### EXERCISE INSTRUCTIONS
Could you transcribe the lines from the start of the data records through the line containing "callout-leader-line — [1039, 651, 1173, 717]", both included, and copy each one character for character?

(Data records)
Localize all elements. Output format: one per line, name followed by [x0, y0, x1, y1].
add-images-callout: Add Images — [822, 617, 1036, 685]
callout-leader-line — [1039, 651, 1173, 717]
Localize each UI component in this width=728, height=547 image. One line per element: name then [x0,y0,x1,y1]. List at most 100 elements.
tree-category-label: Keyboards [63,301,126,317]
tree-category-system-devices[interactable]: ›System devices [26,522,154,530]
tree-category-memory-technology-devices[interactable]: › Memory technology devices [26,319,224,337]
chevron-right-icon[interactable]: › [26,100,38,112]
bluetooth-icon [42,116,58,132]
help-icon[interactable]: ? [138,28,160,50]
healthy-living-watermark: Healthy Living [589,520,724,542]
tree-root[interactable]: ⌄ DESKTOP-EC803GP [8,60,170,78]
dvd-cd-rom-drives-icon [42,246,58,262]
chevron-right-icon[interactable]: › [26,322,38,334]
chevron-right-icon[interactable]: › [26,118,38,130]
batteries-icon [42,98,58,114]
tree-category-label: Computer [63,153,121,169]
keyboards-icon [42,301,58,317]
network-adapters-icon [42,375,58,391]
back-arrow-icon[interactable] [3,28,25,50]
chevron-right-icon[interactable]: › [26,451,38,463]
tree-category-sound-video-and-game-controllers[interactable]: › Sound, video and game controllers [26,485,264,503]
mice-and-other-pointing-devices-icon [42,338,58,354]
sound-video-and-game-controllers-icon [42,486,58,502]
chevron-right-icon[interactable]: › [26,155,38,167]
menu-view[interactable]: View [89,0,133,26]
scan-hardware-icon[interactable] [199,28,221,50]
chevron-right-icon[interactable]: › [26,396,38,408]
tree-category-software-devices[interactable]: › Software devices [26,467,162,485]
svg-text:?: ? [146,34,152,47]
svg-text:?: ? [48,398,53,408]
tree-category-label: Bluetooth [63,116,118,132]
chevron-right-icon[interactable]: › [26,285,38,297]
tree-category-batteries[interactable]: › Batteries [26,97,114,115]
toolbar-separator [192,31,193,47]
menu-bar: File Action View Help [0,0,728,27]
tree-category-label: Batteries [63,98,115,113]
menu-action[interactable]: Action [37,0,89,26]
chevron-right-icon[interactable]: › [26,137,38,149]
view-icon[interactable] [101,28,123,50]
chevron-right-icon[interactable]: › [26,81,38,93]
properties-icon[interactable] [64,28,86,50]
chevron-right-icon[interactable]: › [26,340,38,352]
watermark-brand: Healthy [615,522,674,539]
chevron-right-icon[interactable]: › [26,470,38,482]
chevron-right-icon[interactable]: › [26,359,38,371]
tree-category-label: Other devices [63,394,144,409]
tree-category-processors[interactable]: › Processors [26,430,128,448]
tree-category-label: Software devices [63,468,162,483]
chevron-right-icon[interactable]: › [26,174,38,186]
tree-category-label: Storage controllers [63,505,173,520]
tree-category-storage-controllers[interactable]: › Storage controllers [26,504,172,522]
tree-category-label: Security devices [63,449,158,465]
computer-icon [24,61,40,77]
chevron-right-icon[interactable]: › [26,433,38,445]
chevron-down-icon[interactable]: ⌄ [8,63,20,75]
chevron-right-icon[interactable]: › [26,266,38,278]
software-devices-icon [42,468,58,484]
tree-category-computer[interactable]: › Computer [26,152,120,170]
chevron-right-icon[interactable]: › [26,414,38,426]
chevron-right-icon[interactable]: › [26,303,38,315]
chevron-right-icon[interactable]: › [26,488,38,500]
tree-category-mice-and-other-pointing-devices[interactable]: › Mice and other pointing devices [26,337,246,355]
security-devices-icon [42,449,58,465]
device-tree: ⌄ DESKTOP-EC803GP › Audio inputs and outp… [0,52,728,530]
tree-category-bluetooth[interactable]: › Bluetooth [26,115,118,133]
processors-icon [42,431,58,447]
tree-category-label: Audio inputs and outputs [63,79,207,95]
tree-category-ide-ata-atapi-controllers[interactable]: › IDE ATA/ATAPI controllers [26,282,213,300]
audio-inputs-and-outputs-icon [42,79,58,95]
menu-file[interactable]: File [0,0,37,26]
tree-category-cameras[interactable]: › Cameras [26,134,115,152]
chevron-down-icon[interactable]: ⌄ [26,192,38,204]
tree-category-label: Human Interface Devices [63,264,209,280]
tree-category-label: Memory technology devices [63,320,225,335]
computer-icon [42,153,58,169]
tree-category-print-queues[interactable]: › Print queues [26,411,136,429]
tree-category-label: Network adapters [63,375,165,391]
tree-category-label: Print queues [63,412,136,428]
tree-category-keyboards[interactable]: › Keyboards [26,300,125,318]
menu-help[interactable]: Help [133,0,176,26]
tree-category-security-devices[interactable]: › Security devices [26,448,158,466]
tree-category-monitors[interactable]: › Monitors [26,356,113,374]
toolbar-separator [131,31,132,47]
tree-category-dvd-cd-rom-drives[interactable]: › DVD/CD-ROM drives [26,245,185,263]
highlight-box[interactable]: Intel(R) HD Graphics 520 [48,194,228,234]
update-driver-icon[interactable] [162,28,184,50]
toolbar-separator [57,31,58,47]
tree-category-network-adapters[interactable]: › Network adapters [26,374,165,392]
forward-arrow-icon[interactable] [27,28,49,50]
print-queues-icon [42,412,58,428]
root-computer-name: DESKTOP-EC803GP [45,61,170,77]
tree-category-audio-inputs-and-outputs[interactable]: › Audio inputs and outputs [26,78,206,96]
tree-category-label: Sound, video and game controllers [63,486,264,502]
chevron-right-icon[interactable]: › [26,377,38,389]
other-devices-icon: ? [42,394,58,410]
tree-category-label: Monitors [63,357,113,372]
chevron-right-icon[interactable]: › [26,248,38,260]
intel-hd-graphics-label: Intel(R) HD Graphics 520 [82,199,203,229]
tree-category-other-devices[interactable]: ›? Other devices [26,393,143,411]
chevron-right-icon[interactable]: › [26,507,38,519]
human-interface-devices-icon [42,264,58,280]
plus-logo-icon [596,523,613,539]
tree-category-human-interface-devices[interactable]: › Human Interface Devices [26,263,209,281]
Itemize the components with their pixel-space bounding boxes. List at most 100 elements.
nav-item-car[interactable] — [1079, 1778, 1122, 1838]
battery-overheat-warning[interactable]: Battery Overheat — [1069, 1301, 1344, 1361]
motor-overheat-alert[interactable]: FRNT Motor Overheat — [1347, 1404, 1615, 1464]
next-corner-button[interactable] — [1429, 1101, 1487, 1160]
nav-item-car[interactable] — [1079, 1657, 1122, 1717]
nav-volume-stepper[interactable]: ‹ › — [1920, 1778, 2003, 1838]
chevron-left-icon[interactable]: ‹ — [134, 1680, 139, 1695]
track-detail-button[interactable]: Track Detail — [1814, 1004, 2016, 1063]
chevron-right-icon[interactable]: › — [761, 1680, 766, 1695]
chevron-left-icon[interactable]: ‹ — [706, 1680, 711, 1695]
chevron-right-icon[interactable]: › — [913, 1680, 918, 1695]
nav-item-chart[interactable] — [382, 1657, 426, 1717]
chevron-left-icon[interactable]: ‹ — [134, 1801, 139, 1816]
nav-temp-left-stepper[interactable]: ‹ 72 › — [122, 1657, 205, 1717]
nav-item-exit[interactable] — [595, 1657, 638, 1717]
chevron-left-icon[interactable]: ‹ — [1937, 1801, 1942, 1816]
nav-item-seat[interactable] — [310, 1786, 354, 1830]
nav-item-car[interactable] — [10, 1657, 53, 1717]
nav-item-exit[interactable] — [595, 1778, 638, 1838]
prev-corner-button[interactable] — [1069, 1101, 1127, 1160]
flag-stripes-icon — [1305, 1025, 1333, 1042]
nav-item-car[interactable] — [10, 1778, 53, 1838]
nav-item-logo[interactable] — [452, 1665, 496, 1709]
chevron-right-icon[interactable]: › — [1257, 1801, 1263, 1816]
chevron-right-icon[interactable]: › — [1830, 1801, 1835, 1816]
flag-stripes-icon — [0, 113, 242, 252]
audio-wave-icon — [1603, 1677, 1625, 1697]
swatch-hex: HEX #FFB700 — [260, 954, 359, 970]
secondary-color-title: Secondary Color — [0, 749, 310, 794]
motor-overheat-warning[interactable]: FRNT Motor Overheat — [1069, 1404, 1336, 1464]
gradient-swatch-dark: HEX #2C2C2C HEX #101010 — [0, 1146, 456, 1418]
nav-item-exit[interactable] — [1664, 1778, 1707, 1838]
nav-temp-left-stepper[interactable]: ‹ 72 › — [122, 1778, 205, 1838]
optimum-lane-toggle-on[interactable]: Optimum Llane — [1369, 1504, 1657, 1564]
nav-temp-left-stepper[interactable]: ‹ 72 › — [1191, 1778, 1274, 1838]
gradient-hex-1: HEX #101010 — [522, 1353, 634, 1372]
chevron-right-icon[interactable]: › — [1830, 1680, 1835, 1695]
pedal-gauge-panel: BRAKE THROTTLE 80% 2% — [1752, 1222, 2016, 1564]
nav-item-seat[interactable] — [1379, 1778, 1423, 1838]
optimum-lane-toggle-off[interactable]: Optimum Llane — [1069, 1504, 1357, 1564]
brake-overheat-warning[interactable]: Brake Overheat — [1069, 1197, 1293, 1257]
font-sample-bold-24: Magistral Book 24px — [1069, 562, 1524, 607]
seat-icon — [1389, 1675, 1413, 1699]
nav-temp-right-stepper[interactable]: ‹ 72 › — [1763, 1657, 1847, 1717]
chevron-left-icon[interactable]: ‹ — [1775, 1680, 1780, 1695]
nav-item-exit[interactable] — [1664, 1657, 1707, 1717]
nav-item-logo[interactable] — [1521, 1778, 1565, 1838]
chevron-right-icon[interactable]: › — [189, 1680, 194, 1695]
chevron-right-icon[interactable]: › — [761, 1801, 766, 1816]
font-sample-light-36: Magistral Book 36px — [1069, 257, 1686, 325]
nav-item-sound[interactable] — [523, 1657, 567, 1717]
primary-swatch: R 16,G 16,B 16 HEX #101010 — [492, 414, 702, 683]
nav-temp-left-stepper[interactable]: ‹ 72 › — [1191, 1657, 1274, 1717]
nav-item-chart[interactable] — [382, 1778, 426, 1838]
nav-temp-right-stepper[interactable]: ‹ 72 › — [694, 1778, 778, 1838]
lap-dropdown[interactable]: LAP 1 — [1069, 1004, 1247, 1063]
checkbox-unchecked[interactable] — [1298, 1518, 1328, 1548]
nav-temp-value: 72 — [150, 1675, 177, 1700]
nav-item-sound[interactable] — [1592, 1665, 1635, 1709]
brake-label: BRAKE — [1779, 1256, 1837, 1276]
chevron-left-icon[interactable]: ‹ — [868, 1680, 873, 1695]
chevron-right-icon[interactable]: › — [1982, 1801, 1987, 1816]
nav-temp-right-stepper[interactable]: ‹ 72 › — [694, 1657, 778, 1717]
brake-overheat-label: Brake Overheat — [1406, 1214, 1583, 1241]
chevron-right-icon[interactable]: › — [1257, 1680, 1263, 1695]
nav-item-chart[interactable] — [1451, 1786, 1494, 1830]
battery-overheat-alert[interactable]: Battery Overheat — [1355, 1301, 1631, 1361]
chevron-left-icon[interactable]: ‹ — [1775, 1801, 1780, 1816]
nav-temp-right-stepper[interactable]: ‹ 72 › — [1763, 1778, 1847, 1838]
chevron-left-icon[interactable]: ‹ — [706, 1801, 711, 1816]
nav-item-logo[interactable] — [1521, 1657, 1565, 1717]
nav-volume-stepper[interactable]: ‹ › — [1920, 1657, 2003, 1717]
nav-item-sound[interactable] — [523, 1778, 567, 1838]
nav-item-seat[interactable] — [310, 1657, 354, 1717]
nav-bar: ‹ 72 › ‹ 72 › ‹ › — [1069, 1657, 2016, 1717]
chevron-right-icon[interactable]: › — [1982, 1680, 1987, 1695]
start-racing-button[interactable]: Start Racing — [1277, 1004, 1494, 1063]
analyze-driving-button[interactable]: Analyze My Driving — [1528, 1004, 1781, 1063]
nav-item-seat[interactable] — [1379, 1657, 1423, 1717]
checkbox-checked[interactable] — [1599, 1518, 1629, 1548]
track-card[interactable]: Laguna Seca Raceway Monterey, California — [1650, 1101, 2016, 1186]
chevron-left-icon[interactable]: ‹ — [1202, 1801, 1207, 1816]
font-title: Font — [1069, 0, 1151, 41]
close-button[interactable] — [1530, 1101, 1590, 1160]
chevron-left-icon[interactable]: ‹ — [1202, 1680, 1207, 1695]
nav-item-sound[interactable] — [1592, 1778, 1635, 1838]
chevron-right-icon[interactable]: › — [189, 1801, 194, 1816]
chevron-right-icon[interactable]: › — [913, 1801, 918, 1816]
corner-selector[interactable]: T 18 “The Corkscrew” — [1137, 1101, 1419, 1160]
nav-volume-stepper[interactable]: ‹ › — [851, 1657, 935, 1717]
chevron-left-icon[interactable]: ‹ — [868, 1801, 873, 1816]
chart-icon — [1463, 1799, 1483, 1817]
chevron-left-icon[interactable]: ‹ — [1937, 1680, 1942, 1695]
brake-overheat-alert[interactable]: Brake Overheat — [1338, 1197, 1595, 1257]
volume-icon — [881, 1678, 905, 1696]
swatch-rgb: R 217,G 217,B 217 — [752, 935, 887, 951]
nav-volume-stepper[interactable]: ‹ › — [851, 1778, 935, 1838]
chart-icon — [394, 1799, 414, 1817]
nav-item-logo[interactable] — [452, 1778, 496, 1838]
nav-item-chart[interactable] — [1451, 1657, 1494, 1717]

### REPLY TO THE TASK
Localize all elements. Output format: one per line, name followed by [x0, y0, x1, y1].
add-images-callout: Add Images — [822, 617, 1036, 685]
callout-leader-line — [1039, 651, 1173, 717]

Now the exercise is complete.